Element location data
--*--
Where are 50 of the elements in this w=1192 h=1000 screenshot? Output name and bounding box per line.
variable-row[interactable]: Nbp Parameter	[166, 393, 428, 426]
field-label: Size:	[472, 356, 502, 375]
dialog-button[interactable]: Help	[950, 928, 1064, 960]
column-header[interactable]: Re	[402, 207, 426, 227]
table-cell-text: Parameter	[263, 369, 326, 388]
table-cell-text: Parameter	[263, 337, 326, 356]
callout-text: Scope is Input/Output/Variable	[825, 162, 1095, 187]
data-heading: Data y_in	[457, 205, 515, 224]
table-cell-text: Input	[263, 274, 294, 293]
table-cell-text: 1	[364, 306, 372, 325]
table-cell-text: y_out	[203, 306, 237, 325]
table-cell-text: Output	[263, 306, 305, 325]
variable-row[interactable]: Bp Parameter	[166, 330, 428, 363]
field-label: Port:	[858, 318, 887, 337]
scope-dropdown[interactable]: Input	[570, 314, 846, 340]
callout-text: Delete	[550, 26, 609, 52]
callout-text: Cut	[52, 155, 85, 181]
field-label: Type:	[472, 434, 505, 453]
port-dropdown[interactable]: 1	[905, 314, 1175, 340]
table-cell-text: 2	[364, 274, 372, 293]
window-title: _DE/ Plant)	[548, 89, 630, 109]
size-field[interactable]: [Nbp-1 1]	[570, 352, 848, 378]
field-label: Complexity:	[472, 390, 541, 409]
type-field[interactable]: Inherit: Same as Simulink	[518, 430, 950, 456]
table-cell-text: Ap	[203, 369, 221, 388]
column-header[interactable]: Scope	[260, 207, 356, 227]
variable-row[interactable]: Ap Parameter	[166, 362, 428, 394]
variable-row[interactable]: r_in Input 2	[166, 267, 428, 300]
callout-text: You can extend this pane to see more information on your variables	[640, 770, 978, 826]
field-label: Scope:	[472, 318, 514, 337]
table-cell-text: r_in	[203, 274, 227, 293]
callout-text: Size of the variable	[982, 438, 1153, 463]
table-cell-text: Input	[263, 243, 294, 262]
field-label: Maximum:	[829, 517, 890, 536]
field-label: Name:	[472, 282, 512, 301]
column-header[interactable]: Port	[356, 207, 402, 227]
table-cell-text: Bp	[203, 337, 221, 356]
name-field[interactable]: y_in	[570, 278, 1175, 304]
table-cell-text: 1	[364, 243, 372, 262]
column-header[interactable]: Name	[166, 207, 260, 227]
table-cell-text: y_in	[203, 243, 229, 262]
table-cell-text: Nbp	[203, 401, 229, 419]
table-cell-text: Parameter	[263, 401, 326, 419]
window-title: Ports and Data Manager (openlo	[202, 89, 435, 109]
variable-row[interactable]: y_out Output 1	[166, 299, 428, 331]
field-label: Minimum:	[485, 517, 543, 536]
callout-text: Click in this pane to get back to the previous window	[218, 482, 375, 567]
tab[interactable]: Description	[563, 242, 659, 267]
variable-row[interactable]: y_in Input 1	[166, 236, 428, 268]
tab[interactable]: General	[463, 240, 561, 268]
--*--
_TASK DIRECTIONS_:
Arrange the lines above as a numbered list, omitting any blank lines.

_OUTPUT BELOW_:
1. Where are 50 of the elements in this w=1192 h=1000 screenshot? Output name and bounding box per line.
2. variable-row[interactable]: Nbp Parameter	[166, 393, 428, 426]
3. field-label: Size:	[472, 356, 502, 375]
4. dialog-button[interactable]: Help	[950, 928, 1064, 960]
5. column-header[interactable]: Re	[402, 207, 426, 227]
6. table-cell-text: Parameter	[263, 369, 326, 388]
7. table-cell-text: Parameter	[263, 337, 326, 356]
8. callout-text: Scope is Input/Output/Variable	[825, 162, 1095, 187]
9. data-heading: Data y_in	[457, 205, 515, 224]
10. table-cell-text: Input	[263, 274, 294, 293]
11. table-cell-text: 1	[364, 306, 372, 325]
12. table-cell-text: y_out	[203, 306, 237, 325]
13. table-cell-text: Output	[263, 306, 305, 325]
14. variable-row[interactable]: Bp Parameter	[166, 330, 428, 363]
15. field-label: Port:	[858, 318, 887, 337]
16. scope-dropdown[interactable]: Input	[570, 314, 846, 340]
17. callout-text: Delete	[550, 26, 609, 52]
18. callout-text: Cut	[52, 155, 85, 181]
19. field-label: Type:	[472, 434, 505, 453]
20. port-dropdown[interactable]: 1	[905, 314, 1175, 340]
21. table-cell-text: 2	[364, 274, 372, 293]
22. window-title: _DE/ Plant)	[548, 89, 630, 109]
23. size-field[interactable]: [Nbp-1 1]	[570, 352, 848, 378]
24. field-label: Complexity:	[472, 390, 541, 409]
25. type-field[interactable]: Inherit: Same as Simulink	[518, 430, 950, 456]
26. table-cell-text: Ap	[203, 369, 221, 388]
27. column-header[interactable]: Scope	[260, 207, 356, 227]
28. variable-row[interactable]: Ap Parameter	[166, 362, 428, 394]
29. variable-row[interactable]: r_in Input 2	[166, 267, 428, 300]
30. callout-text: You can extend this pane to see more information on your variables	[640, 770, 978, 826]
31. field-label: Scope:	[472, 318, 514, 337]
32. table-cell-text: r_in	[203, 274, 227, 293]
33. callout-text: Size of the variable	[982, 438, 1153, 463]
34. table-cell-text: Input	[263, 243, 294, 262]
35. field-label: Maximum:	[829, 517, 890, 536]
36. field-label: Name:	[472, 282, 512, 301]
37. column-header[interactable]: Port	[356, 207, 402, 227]
38. table-cell-text: Bp	[203, 337, 221, 356]
39. name-field[interactable]: y_in	[570, 278, 1175, 304]
40. table-cell-text: 1	[364, 243, 372, 262]
41. column-header[interactable]: Name	[166, 207, 260, 227]
42. table-cell-text: y_in	[203, 243, 229, 262]
43. table-cell-text: Nbp	[203, 401, 229, 419]
44. table-cell-text: Parameter	[263, 401, 326, 419]
45. window-title: Ports and Data Manager (openlo	[202, 89, 435, 109]
46. variable-row[interactable]: y_out Output 1	[166, 299, 428, 331]
47. field-label: Minimum:	[485, 517, 543, 536]
48. callout-text: Click in this pane to get back to the previous window	[218, 482, 375, 567]
49. tab[interactable]: Description	[563, 242, 659, 267]
50. variable-row[interactable]: y_in Input 1	[166, 236, 428, 268]
51. tab[interactable]: General	[463, 240, 561, 268]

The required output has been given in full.